» **PROBLEM**
An exact copy of every record is needed.
-- begin GIVEN RECORDS --
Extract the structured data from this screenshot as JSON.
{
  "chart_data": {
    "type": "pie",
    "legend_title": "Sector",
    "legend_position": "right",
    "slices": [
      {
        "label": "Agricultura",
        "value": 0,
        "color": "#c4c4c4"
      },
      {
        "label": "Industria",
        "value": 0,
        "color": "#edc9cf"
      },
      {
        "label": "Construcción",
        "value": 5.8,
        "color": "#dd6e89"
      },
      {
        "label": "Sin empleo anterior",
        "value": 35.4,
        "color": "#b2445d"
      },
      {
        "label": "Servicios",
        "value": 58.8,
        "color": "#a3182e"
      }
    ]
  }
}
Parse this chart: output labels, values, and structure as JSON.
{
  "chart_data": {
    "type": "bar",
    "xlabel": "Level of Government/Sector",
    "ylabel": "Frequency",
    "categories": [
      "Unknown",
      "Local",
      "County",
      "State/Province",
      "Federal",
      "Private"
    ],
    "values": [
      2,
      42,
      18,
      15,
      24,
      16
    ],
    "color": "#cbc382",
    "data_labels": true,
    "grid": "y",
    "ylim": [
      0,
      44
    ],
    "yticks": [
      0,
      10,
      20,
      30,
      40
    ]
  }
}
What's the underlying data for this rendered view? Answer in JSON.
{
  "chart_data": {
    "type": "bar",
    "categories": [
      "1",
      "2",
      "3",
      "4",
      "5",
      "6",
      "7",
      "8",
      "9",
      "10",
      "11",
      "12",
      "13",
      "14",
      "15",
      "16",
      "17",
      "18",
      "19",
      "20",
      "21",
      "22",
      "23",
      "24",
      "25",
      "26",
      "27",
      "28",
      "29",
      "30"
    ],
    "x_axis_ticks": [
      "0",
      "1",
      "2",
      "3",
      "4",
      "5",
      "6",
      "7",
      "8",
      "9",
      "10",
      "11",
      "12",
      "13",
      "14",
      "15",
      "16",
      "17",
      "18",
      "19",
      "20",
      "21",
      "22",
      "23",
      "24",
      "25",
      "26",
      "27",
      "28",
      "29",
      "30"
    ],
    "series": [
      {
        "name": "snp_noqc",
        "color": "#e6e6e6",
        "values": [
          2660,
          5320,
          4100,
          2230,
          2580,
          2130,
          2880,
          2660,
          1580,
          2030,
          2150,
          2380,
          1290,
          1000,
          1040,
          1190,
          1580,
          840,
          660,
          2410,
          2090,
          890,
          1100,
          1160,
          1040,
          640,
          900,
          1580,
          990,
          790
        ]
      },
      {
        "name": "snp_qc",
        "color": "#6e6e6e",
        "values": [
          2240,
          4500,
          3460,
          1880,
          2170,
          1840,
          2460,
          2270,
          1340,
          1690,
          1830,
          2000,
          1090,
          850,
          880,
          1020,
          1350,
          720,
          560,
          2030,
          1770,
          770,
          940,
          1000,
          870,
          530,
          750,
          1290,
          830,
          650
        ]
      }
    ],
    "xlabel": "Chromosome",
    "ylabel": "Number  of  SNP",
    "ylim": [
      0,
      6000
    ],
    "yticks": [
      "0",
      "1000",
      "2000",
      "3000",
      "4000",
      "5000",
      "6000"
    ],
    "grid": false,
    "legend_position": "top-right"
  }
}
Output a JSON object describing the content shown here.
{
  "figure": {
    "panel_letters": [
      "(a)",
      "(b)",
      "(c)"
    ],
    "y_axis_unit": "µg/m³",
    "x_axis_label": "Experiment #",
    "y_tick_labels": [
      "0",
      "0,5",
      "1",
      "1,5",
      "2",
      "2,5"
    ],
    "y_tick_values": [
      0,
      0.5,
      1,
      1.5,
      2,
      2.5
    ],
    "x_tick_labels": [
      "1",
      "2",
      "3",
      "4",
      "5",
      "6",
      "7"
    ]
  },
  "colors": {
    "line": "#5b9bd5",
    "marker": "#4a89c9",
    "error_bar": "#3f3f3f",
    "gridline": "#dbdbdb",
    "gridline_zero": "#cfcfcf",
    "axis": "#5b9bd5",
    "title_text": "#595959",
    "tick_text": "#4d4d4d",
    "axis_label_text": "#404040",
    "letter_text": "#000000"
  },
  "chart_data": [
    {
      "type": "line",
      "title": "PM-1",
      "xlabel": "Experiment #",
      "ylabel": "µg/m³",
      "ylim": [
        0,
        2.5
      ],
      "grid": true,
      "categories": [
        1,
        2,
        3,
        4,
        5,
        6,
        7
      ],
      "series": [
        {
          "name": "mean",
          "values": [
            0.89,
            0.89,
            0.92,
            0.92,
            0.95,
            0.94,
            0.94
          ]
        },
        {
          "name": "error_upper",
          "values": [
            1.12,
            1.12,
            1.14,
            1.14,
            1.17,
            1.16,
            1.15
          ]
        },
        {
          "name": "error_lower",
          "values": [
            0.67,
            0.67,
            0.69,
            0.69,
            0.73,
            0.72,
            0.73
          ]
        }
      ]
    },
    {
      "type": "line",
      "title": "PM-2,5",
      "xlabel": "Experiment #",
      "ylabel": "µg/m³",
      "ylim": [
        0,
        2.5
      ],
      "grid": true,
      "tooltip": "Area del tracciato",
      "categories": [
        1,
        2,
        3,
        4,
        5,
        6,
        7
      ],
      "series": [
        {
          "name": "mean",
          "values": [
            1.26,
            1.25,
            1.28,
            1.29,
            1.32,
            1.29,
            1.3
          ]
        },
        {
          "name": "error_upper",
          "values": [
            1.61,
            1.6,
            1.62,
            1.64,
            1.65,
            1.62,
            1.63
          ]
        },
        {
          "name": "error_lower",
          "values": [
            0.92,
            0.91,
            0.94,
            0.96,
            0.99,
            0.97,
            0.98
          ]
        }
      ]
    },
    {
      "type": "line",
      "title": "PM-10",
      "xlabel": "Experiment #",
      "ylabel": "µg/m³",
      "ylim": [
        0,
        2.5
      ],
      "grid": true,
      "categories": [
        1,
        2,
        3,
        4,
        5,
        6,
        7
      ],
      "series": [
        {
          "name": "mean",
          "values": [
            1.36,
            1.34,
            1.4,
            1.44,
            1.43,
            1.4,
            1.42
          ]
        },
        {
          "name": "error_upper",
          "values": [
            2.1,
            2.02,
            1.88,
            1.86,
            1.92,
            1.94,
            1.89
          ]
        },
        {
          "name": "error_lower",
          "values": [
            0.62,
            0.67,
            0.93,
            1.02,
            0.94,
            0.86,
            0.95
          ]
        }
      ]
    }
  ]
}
-- end GIVEN RECORDS --
» **RESPONSE TO THE EXERCISE**
Extract the structured data from this screenshot as JSON.
{
  "chart_data": {
    "type": "pie",
    "legend_title": "Sector",
    "legend_position": "right",
    "slices": [
      {
        "label": "Agricultura",
        "value": 0,
        "color": "#c4c4c4"
      },
      {
        "label": "Industria",
        "value": 0,
        "color": "#edc9cf"
      },
      {
        "label": "Construcción",
        "value": 5.8,
        "color": "#dd6e89"
      },
      {
        "label": "Sin empleo anterior",
        "value": 35.4,
        "color": "#b2445d"
      },
      {
        "label": "Servicios",
        "value": 58.8,
        "color": "#a3182e"
      }
    ]
  }
}
Parse this chart: output labels, values, and structure as JSON.
{
  "chart_data": {
    "type": "bar",
    "xlabel": "Level of Government/Sector",
    "ylabel": "Frequency",
    "categories": [
      "Unknown",
      "Local",
      "County",
      "State/Province",
      "Federal",
      "Private"
    ],
    "values": [
      2,
      42,
      18,
      15,
      24,
      16
    ],
    "color": "#cbc382",
    "data_labels": true,
    "grid": "y",
    "ylim": [
      0,
      44
    ],
    "yticks": [
      0,
      10,
      20,
      30,
      40
    ]
  }
}
What's the underlying data for this rendered view? Answer in JSON.
{
  "chart_data": {
    "type": "bar",
    "categories": [
      "1",
      "2",
      "3",
      "4",
      "5",
      "6",
      "7",
      "8",
      "9",
      "10",
      "11",
      "12",
      "13",
      "14",
      "15",
      "16",
      "17",
      "18",
      "19",
      "20",
      "21",
      "22",
      "23",
      "24",
      "25",
      "26",
      "27",
      "28",
      "29",
      "30"
    ],
    "x_axis_ticks": [
      "0",
      "1",
      "2",
      "3",
      "4",
      "5",
      "6",
      "7",
      "8",
      "9",
      "10",
      "11",
      "12",
      "13",
      "14",
      "15",
      "16",
      "17",
      "18",
      "19",
      "20",
      "21",
      "22",
      "23",
      "24",
      "25",
      "26",
      "27",
      "28",
      "29",
      "30"
    ],
    "series": [
      {
        "name": "snp_noqc",
        "color": "#e6e6e6",
        "values": [
          2660,
          5320,
          4100,
          2230,
          2580,
          2130,
          2880,
          2660,
          1580,
          2030,
          2150,
          2380,
          1290,
          1000,
          1040,
          1190,
          1580,
          840,
          660,
          2410,
          2090,
          890,
          1100,
          1160,
          1040,
          640,
          900,
          1580,
          990,
          790
        ]
      },
      {
        "name": "snp_qc",
        "color": "#6e6e6e",
        "values": [
          2240,
          4500,
          3460,
          1880,
          2170,
          1840,
          2460,
          2270,
          1340,
          1690,
          1830,
          2000,
          1090,
          850,
          880,
          1020,
          1350,
          720,
          560,
          2030,
          1770,
          770,
          940,
          1000,
          870,
          530,
          750,
          1290,
          830,
          650
        ]
      }
    ],
    "xlabel": "Chromosome",
    "ylabel": "Number  of  SNP",
    "ylim": [
      0,
      6000
    ],
    "yticks": [
      "0",
      "1000",
      "2000",
      "3000",
      "4000",
      "5000",
      "6000"
    ],
    "grid": false,
    "legend_position": "top-right"
  }
}
Output a JSON object describing the content shown here.
{
  "figure": {
    "panel_letters": [
      "(a)",
      "(b)",
      "(c)"
    ],
    "y_axis_unit": "µg/m³",
    "x_axis_label": "Experiment #",
    "y_tick_labels": [
      "0",
      "0,5",
      "1",
      "1,5",
      "2",
      "2,5"
    ],
    "y_tick_values": [
      0,
      0.5,
      1,
      1.5,
      2,
      2.5
    ],
    "x_tick_labels": [
      "1",
      "2",
      "3",
      "4",
      "5",
      "6",
      "7"
    ]
  },
  "colors": {
    "line": "#5b9bd5",
    "marker": "#4a89c9",
    "error_bar": "#3f3f3f",
    "gridline": "#dbdbdb",
    "gridline_zero": "#cfcfcf",
    "axis": "#5b9bd5",
    "title_text": "#595959",
    "tick_text": "#4d4d4d",
    "axis_label_text": "#404040",
    "letter_text": "#000000"
  },
  "chart_data": [
    {
      "type": "line",
      "title": "PM-1",
      "xlabel": "Experiment #",
      "ylabel": "µg/m³",
      "ylim": [
        0,
        2.5
      ],
      "grid": true,
      "categories": [
        1,
        2,
        3,
        4,
        5,
        6,
        7
      ],
      "series": [
        {
          "name": "mean",
          "values": [
            0.89,
            0.89,
            0.92,
            0.92,
            0.95,
            0.94,
            0.94
          ]
        },
        {
          "name": "error_upper",
          "values": [
            1.12,
            1.12,
            1.14,
            1.14,
            1.17,
            1.16,
            1.15
          ]
        },
        {
          "name": "error_lower",
          "values": [
            0.67,
            0.67,
            0.69,
            0.69,
            0.73,
            0.72,
            0.73
          ]
        }
      ]
    },
    {
      "type": "line",
      "title": "PM-2,5",
      "xlabel": "Experiment #",
      "ylabel": "µg/m³",
      "ylim": [
        0,
        2.5
      ],
      "grid": true,
      "tooltip": "Area del tracciato",
      "categories": [
        1,
        2,
        3,
        4,
        5,
        6,
        7
      ],
      "series": [
        {
          "name": "mean",
          "values": [
            1.26,
            1.25,
            1.28,
            1.29,
            1.32,
            1.29,
            1.3
          ]
        },
        {
          "name": "error_upper",
          "values": [
            1.61,
            1.6,
            1.62,
            1.64,
            1.65,
            1.62,
            1.63
          ]
        },
        {
          "name": "error_lower",
          "values": [
            0.92,
            0.91,
            0.94,
            0.96,
            0.99,
            0.97,
            0.98
          ]
        }
      ]
    },
    {
      "type": "line",
      "title": "PM-10",
      "xlabel": "Experiment #",
      "ylabel": "µg/m³",
      "ylim": [
        0,
        2.5
      ],
      "grid": true,
      "categories": [
        1,
        2,
        3,
        4,
        5,
        6,
        7
      ],
      "series": [
        {
          "name": "mean",
          "values": [
            1.36,
            1.34,
            1.4,
            1.44,
            1.43,
            1.4,
            1.42
          ]
        },
        {
          "name": "error_upper",
          "values": [
            2.1,
            2.02,
            1.88,
            1.86,
            1.92,
            1.94,
            1.89
          ]
        },
        {
          "name": "error_lower",
          "values": [
            0.62,
            0.67,
            0.93,
            1.02,
            0.94,
            0.86,
            0.95
          ]
        }
      ]
    }
  ]
}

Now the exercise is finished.